• **TO BE DONE**: Pick out each line of the records in which the word "further" appears.

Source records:
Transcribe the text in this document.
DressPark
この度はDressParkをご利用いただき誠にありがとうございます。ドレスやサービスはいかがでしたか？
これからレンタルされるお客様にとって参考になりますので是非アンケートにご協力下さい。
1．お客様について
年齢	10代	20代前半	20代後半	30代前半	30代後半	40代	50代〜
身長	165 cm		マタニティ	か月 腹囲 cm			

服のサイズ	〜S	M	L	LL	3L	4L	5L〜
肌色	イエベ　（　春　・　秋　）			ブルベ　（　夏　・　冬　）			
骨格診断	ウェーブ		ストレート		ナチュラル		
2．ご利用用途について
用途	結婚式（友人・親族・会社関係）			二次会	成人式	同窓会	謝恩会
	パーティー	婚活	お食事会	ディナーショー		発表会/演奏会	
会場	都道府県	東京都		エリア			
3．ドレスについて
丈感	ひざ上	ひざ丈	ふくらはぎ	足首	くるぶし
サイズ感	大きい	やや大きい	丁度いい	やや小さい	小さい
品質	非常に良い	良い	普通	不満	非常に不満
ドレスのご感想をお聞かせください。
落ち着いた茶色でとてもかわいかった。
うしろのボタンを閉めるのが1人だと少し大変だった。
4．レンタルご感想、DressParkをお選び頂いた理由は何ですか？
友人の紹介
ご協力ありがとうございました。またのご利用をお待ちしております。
--
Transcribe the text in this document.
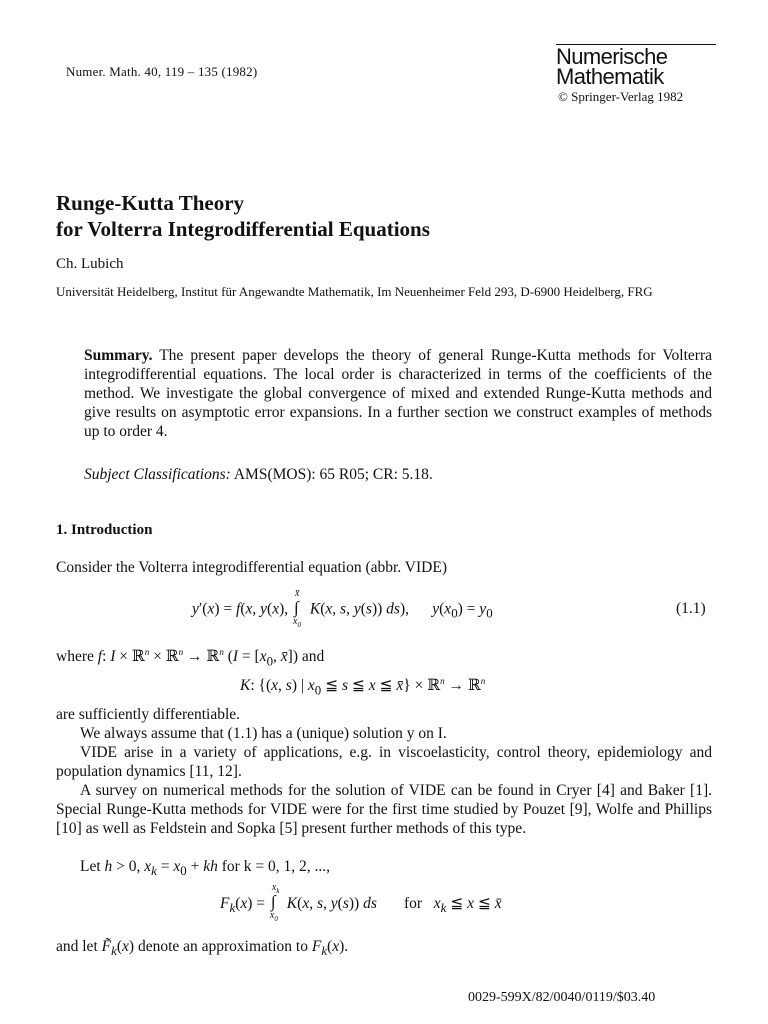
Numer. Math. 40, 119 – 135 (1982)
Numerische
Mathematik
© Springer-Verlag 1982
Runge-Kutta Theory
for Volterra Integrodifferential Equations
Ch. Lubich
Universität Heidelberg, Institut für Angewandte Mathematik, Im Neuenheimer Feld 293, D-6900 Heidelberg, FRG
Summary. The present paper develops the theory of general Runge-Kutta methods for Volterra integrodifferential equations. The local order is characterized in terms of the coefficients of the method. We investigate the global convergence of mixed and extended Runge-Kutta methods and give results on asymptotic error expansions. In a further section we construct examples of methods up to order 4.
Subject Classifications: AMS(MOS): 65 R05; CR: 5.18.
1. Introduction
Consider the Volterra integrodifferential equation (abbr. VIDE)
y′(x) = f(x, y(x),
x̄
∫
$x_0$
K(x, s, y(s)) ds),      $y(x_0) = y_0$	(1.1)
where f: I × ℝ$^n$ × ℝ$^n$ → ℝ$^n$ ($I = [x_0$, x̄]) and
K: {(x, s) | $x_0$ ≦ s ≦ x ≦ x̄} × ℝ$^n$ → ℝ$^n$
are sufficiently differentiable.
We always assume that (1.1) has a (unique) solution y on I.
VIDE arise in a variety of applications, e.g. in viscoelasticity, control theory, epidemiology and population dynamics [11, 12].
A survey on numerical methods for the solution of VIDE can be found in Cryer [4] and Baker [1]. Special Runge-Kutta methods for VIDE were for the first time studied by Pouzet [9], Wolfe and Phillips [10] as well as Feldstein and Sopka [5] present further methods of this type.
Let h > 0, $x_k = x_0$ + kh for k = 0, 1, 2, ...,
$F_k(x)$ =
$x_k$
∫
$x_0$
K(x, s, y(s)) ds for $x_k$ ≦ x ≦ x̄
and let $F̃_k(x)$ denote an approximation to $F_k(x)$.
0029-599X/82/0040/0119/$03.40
==
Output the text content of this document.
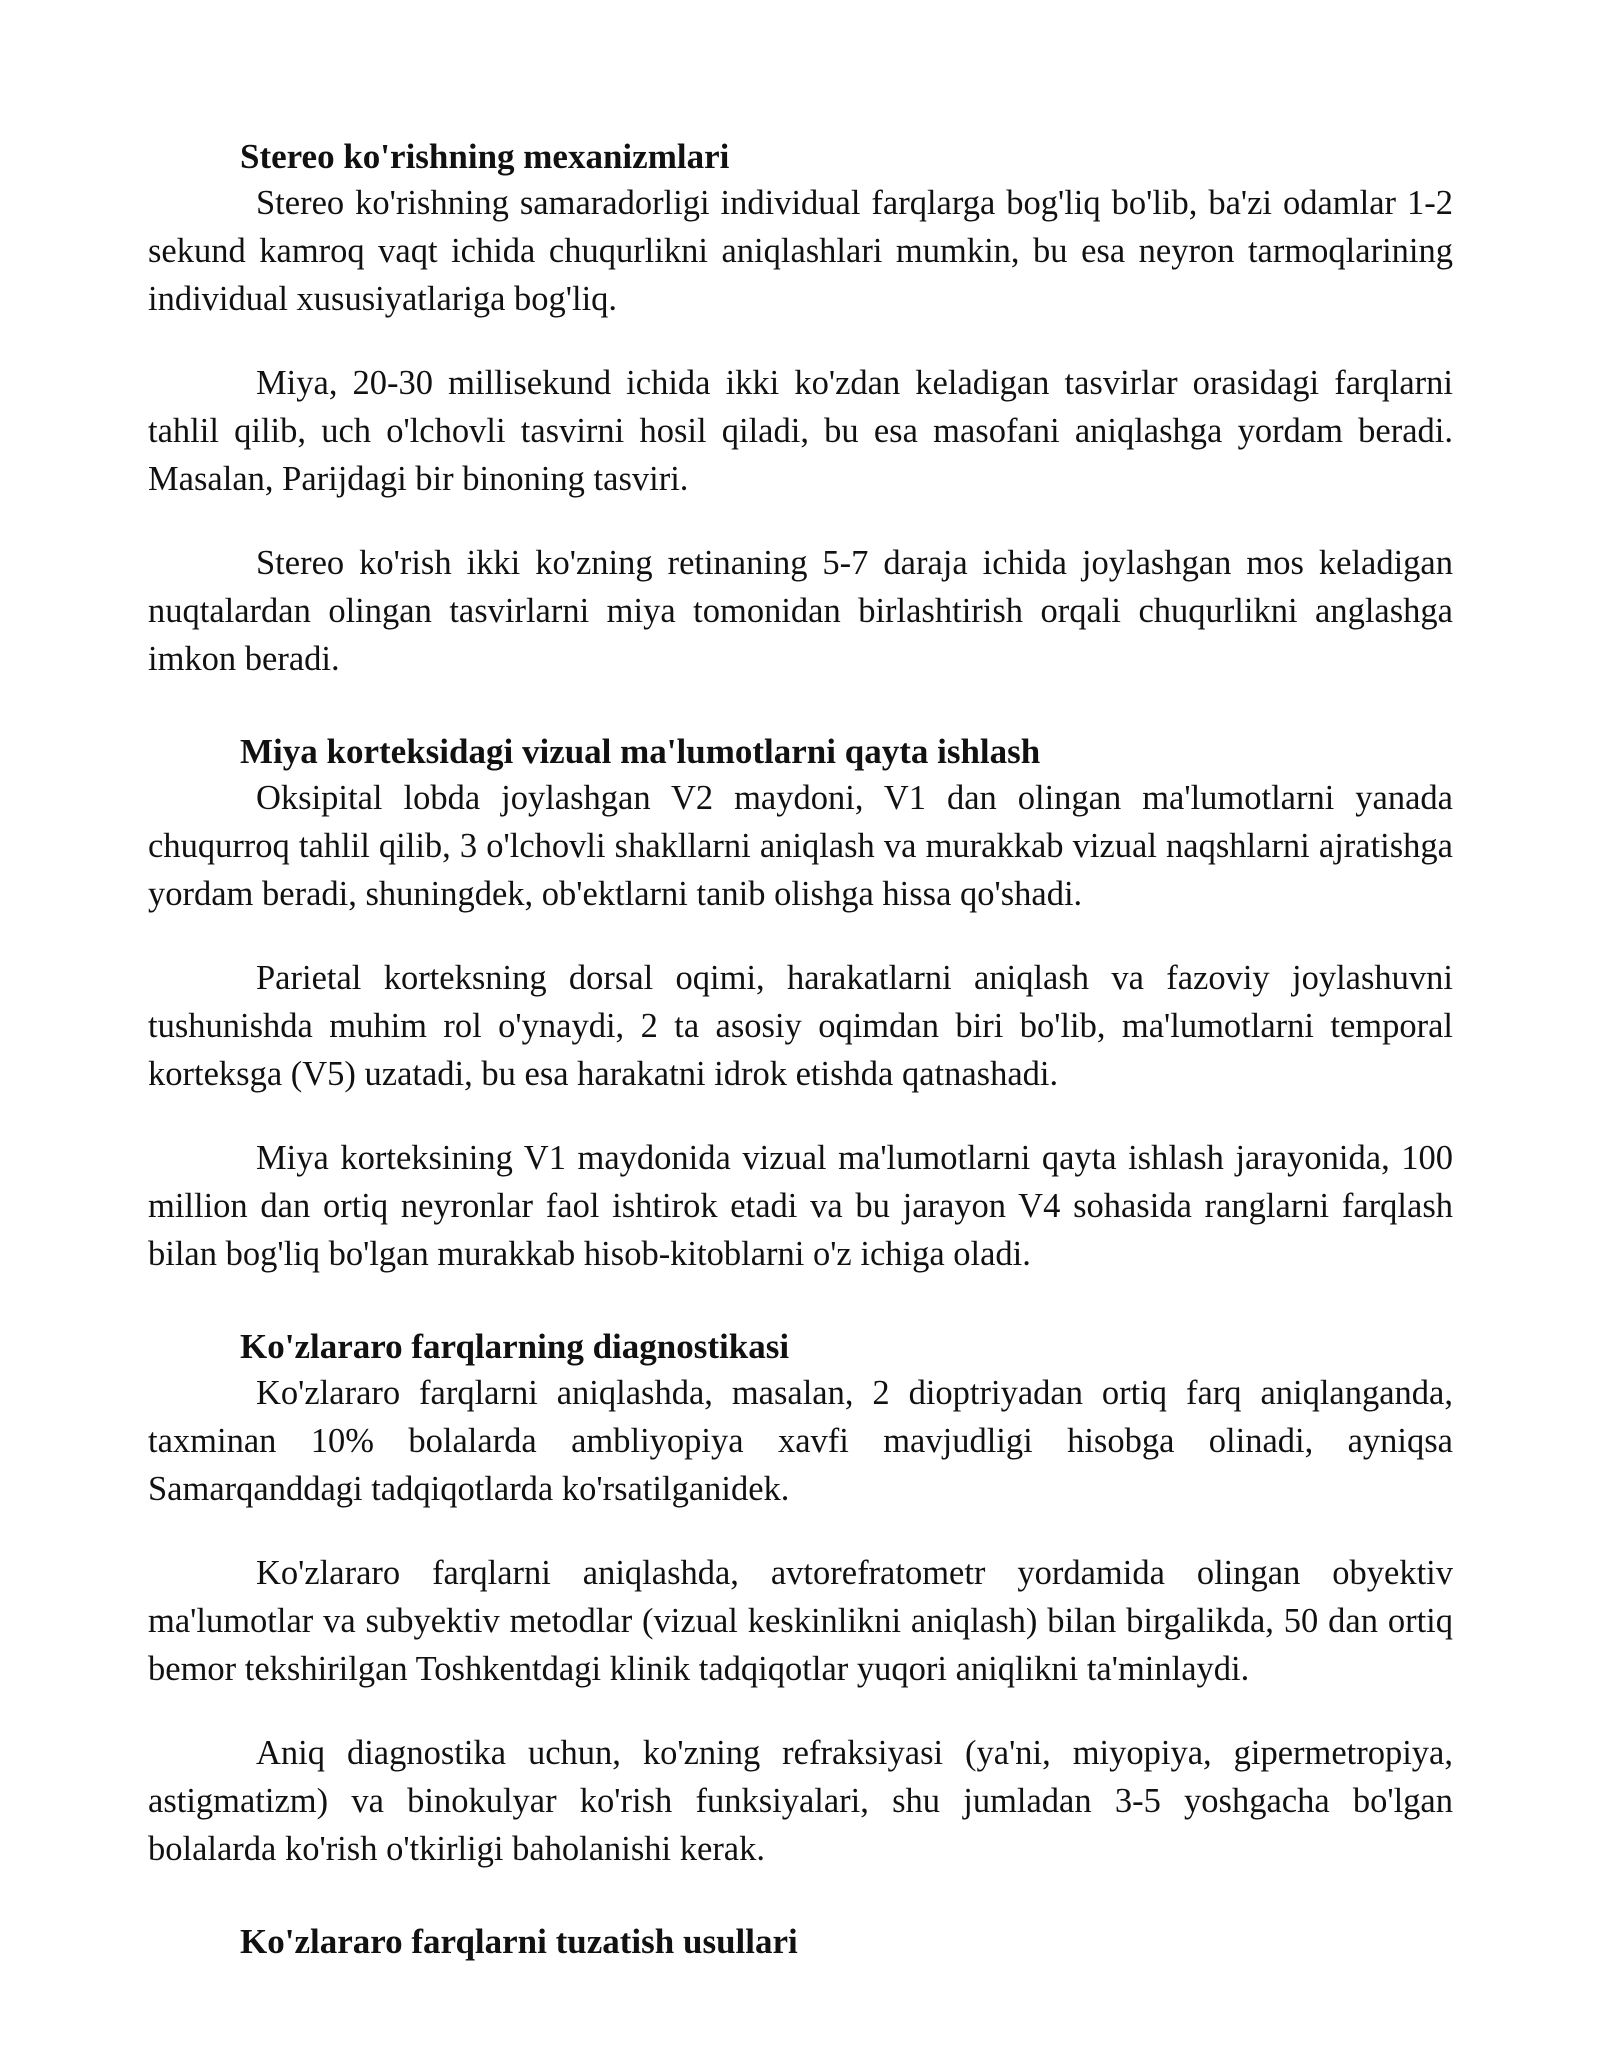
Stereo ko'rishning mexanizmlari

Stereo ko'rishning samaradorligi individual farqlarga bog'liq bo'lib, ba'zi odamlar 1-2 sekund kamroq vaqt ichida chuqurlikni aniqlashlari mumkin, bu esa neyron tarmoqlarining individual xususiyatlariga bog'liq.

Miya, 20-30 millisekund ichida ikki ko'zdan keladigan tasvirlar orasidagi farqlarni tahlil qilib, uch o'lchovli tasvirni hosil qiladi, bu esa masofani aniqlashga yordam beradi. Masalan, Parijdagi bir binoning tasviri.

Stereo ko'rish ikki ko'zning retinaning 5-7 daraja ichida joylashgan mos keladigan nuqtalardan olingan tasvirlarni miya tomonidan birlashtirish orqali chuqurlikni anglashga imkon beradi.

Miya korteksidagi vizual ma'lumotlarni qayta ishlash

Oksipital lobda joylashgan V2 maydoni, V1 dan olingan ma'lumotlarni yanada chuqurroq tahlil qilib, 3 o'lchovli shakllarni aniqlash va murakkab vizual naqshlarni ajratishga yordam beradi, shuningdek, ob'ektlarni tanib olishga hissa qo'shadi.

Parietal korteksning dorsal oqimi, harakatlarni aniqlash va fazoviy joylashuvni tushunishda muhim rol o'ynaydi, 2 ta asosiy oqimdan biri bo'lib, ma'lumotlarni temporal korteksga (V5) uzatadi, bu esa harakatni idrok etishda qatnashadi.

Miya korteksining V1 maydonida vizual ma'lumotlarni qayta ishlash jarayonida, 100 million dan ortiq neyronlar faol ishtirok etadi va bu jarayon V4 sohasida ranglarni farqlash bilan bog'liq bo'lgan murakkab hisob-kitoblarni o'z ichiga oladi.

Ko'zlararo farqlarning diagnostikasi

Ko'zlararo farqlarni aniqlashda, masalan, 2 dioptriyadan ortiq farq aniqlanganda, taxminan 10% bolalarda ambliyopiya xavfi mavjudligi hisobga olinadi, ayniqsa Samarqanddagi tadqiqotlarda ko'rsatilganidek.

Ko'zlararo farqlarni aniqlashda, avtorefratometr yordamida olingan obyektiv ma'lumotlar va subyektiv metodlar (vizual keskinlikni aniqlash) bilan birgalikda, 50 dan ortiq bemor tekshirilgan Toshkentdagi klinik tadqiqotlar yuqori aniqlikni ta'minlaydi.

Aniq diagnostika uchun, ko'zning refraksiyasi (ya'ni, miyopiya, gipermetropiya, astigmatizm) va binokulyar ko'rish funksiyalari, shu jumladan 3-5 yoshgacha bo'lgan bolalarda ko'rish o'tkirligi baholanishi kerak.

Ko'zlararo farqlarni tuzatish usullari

• **SOLUTION**:
Summary. The present paper develops the theory of general Runge-Kutta methods for Volterra integrodifferential equations. The local order is characterized in terms of the coefficients of the method. We investigate the global convergence of mixed and extended Runge-Kutta methods and give results on asymptotic error expansions. In a further section we construct examples of methods up to order 4.
A survey on numerical methods for the solution of VIDE can be found in Cryer [4] and Baker [1]. Special Runge-Kutta methods for VIDE were for the first time studied by Pouzet [9], Wolfe and Phillips [10] as well as Feldstein and Sopka [5] present further methods of this type.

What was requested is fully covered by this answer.